Please print all of the material below, word for word.

Start of Stored records

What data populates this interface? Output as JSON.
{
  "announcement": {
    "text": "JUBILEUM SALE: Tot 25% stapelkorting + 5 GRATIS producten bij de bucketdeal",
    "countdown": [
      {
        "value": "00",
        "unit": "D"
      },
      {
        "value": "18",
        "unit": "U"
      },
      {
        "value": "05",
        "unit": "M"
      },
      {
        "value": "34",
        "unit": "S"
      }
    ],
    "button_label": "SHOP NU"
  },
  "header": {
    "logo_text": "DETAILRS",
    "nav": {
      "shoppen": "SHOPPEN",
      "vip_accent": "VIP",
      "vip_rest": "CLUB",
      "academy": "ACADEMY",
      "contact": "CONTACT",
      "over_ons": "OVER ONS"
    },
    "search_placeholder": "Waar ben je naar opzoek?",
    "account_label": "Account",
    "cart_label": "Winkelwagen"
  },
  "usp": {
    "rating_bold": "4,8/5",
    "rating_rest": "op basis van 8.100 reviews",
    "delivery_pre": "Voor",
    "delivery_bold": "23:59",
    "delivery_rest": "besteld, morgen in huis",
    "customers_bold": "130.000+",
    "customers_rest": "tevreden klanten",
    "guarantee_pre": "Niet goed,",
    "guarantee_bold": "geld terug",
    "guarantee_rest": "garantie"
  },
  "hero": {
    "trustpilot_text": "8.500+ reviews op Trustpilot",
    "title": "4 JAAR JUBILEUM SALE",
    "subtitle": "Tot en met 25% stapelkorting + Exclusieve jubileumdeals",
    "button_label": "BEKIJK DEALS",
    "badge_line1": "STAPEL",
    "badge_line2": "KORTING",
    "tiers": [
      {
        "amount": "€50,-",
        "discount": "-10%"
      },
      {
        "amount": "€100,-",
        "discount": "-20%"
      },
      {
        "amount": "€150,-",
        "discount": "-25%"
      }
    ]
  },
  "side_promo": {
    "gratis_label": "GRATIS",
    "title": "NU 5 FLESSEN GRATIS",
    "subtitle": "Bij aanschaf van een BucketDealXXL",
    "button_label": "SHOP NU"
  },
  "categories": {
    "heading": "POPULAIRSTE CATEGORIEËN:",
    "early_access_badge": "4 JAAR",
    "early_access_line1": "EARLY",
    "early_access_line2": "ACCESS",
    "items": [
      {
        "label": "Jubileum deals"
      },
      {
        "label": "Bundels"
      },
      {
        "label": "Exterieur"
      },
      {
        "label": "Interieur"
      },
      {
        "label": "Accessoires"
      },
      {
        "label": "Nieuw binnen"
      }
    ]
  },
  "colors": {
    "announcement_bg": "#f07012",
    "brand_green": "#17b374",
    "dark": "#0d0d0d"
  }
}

End of Stored records

__Solution to the problem__.
What data populates this interface? Output as JSON.
{
  "announcement": {
    "text": "JUBILEUM SALE: Tot 25% stapelkorting + 5 GRATIS producten bij de bucketdeal",
    "countdown": [
      {
        "value": "00",
        "unit": "D"
      },
      {
        "value": "18",
        "unit": "U"
      },
      {
        "value": "05",
        "unit": "M"
      },
      {
        "value": "34",
        "unit": "S"
      }
    ],
    "button_label": "SHOP NU"
  },
  "header": {
    "logo_text": "DETAILRS",
    "nav": {
      "shoppen": "SHOPPEN",
      "vip_accent": "VIP",
      "vip_rest": "CLUB",
      "academy": "ACADEMY",
      "contact": "CONTACT",
      "over_ons": "OVER ONS"
    },
    "search_placeholder": "Waar ben je naar opzoek?",
    "account_label": "Account",
    "cart_label": "Winkelwagen"
  },
  "usp": {
    "rating_bold": "4,8/5",
    "rating_rest": "op basis van 8.100 reviews",
    "delivery_pre": "Voor",
    "delivery_bold": "23:59",
    "delivery_rest": "besteld, morgen in huis",
    "customers_bold": "130.000+",
    "customers_rest": "tevreden klanten",
    "guarantee_pre": "Niet goed,",
    "guarantee_bold": "geld terug",
    "guarantee_rest": "garantie"
  },
  "hero": {
    "trustpilot_text": "8.500+ reviews op Trustpilot",
    "title": "4 JAAR JUBILEUM SALE",
    "subtitle": "Tot en met 25% stapelkorting + Exclusieve jubileumdeals",
    "button_label": "BEKIJK DEALS",
    "badge_line1": "STAPEL",
    "badge_line2": "KORTING",
    "tiers": [
      {
        "amount": "€50,-",
        "discount": "-10%"
      },
      {
        "amount": "€100,-",
        "discount": "-20%"
      },
      {
        "amount": "€150,-",
        "discount": "-25%"
      }
    ]
  },
  "side_promo": {
    "gratis_label": "GRATIS",
    "title": "NU 5 FLESSEN GRATIS",
    "subtitle": "Bij aanschaf van een BucketDealXXL",
    "button_label": "SHOP NU"
  },
  "categories": {
    "heading": "POPULAIRSTE CATEGORIEËN:",
    "early_access_badge": "4 JAAR",
    "early_access_line1": "EARLY",
    "early_access_line2": "ACCESS",
    "items": [
      {
        "label": "Jubileum deals"
      },
      {
        "label": "Bundels"
      },
      {
        "label": "Exterieur"
      },
      {
        "label": "Interieur"
      },
      {
        "label": "Accessoires"
      },
      {
        "label": "Nieuw binnen"
      }
    ]
  },
  "colors": {
    "announcement_bg": "#f07012",
    "brand_green": "#17b374",
    "dark": "#0d0d0d"
  }
}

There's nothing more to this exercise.